- Records for this exercise -
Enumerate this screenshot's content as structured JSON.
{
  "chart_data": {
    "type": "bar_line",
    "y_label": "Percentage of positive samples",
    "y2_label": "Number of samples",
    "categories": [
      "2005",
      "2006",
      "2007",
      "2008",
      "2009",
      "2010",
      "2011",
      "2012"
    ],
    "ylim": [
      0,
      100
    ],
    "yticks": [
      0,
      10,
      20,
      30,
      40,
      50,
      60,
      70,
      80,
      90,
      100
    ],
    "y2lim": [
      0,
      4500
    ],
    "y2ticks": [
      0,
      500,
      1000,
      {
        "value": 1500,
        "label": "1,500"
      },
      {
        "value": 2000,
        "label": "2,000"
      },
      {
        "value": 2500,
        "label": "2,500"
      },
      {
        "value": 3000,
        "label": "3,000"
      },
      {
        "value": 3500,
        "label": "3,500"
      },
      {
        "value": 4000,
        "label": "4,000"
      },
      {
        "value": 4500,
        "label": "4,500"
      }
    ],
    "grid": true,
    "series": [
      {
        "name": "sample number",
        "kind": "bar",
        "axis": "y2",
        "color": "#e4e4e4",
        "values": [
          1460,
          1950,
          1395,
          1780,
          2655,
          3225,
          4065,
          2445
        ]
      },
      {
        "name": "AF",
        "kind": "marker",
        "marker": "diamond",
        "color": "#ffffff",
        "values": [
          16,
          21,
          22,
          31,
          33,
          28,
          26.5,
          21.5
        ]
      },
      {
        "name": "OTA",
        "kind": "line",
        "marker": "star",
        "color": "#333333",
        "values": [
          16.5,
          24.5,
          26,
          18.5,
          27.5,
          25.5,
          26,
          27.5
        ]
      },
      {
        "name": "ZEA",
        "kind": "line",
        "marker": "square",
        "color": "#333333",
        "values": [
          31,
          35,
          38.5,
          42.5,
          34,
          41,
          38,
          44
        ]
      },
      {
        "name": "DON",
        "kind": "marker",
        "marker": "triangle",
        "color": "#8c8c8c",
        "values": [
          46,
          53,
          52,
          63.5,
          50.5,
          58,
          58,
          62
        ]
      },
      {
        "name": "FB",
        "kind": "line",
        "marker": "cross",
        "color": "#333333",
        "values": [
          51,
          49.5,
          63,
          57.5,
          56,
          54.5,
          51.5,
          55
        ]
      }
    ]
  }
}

- Given request -
Look over the material above and show each line where "name" appears.

- Correct response -
        "name": "sample number",
        "name": "AF",
        "name": "OTA",
        "name": "ZEA",
        "name": "DON",
        "name": "FB",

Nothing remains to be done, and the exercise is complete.